Virtude Solitária

    Há quem deseje tranqüilidade ideal na Terra, com a pretensão de fugir ao erro.

    Casa branca no aclive da serra, com o vale rente.

    Fontes claras, correndo perto, e jardim florido.

    Clima doce e perfume da natureza.

    Nenhum aborrecimento.

    Nenhum cuidado.

    Falta alguma.

    Problema algum.

    Solidão saborosa em que o morador consiga estirar-se, inerte, em poltronas e redes.

    No entanto, é no trato da luta que as forças se enrijam e as qualidades se aperfeiçoam.

    Considerando-se que o mal é a experiência inferior nos quadros da experiência mais nobre, é nos serviço do amparo mútuo e da tolerância recíproca que havemos de transformá-lo em bem duradouro, como se tomássemos as nossas próprias sombras de ontem para convertê-las na luz de hoje.

    Livres, estamos interligados perante a Lei, para fazer o melhor, e, escravizados aos compromissos expiatórios, estaremos acorrentados uns aos outros no instituto da reencarnação, segundo a Lei, para anular o pior que já foi feito por nós mesmos nas existências passadas.

    Ninguém progride sem alguém.

    Abençoemos, assim, as provações que nos abençoam.

    Trabalho é ascensão.

    Dor é burilamento.

    Toda adversidade avisa, todo sofrimento instrui, todo pranto lava, toda dificuldade e toda crise seleciona.

    Virtude solitária é pão na vitrine.

    Competência no palanque é usura da alma.

    Todos somos alunos na escola da vida.

    E ninguém consegue aprender sem dar a lição.

--------------------------------------------------

_A fazer:_
a - Transcreva literalmente, do trecho sobre a virtude solitária, tudo o que vai de "Clima doce e" até "qualidades se aperfeiçoam.".
b - As afirmações a seguir concordam com o trecho sobre a virtude solitária? Responda sim ou não a cada uma e cite as palavras decisivas do trecho: (i) ninguém progride sem alguém; (ii) a dor é descanso; (iii) é no trato da luta que as qualidades se aperfeiçoam.

--------------------------------------------------

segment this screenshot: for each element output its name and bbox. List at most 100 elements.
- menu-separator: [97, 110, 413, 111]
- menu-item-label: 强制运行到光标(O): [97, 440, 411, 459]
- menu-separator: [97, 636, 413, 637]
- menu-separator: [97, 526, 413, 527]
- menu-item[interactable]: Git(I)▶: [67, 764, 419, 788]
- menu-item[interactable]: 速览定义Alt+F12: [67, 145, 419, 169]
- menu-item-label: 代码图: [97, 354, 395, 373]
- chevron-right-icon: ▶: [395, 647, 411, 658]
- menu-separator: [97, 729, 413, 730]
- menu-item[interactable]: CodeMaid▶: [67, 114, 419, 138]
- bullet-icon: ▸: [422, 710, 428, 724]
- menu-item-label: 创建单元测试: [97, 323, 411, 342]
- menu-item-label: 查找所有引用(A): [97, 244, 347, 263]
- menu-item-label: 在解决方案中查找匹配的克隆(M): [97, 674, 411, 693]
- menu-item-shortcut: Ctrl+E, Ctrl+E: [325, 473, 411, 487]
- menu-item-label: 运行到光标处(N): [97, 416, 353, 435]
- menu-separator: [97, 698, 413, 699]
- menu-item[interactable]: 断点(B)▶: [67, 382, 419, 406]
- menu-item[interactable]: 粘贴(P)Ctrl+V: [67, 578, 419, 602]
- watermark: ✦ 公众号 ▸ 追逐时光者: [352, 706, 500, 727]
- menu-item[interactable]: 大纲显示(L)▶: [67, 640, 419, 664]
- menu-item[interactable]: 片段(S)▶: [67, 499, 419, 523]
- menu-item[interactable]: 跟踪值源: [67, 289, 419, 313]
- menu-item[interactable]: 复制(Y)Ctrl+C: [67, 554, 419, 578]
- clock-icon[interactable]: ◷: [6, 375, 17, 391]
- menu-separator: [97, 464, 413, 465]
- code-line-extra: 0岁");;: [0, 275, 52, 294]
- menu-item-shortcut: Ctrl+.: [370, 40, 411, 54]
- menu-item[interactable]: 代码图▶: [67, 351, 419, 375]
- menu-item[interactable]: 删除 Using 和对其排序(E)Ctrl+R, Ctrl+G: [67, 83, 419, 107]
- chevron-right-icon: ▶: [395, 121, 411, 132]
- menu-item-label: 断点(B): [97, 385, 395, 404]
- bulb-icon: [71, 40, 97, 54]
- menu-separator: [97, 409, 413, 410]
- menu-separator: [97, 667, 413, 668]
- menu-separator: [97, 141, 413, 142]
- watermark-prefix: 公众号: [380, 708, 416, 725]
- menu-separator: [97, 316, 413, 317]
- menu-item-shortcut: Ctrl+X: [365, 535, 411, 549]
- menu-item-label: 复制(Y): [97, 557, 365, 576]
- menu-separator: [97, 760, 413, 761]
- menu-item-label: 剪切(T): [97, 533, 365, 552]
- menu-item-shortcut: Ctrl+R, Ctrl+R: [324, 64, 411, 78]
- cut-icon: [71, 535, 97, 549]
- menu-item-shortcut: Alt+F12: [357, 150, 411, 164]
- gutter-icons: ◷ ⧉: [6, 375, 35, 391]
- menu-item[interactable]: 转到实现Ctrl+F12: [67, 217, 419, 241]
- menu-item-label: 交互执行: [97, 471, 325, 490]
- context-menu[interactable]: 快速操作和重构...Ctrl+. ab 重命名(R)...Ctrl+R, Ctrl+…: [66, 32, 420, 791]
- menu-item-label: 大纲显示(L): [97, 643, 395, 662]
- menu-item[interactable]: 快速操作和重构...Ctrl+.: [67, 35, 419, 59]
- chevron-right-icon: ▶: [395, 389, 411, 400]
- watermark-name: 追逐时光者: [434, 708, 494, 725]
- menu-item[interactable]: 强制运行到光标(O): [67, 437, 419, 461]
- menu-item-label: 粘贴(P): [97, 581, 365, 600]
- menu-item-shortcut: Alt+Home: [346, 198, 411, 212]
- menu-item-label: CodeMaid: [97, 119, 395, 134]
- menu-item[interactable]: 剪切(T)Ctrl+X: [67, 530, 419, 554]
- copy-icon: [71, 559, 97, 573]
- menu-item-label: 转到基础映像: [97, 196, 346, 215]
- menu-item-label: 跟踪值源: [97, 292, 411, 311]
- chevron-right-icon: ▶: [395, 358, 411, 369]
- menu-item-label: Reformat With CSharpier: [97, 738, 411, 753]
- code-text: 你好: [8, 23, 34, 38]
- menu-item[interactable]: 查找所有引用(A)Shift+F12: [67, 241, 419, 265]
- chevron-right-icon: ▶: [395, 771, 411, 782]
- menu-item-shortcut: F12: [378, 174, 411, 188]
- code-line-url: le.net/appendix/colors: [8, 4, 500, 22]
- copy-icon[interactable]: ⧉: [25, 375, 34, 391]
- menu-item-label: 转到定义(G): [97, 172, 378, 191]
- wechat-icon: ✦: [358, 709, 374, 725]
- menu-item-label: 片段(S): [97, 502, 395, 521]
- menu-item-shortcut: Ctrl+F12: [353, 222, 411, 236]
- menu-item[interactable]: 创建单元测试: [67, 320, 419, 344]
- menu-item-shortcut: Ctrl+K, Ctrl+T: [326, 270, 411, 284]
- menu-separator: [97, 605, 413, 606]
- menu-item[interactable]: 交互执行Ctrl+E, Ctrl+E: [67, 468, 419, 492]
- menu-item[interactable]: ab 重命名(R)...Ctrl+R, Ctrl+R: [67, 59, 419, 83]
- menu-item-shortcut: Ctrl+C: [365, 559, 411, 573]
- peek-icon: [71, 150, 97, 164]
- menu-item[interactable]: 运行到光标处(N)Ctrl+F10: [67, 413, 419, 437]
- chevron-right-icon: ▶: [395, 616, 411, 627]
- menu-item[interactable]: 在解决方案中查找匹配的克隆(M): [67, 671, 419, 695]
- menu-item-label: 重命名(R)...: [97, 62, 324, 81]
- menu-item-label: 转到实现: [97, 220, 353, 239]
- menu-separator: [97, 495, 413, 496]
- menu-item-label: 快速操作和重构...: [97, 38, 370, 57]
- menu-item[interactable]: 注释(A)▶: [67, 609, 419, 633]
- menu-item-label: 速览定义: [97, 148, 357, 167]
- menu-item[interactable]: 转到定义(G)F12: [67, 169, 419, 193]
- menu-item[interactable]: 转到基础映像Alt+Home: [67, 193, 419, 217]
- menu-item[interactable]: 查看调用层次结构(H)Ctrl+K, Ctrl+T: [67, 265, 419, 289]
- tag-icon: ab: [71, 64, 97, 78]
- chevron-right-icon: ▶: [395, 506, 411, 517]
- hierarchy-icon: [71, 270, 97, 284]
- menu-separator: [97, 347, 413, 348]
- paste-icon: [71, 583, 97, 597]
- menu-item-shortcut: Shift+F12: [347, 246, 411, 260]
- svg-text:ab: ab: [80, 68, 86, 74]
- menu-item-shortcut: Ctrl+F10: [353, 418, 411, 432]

--------------------------------------------------

_Soluções do exercício:_
a -
Clima doce e perfume da natureza.

    Nenhum aborrecimento.

    Nenhum cuidado.

    Falta alguma.

    Problema algum.

    Solidão saborosa em que o morador consiga estirar-se, inerte, em poltronas e redes.

    No entanto, é no trato da luta que as forças se enrijam e as qualidades se aperfeiçoam.

b -
(i) Sim: "Ninguém progride sem alguém."
(ii) Não: "Dor é burilamento."
(iii) Sim: "é no trato da luta que as forças se enrijam e as qualidades se aperfeiçoam."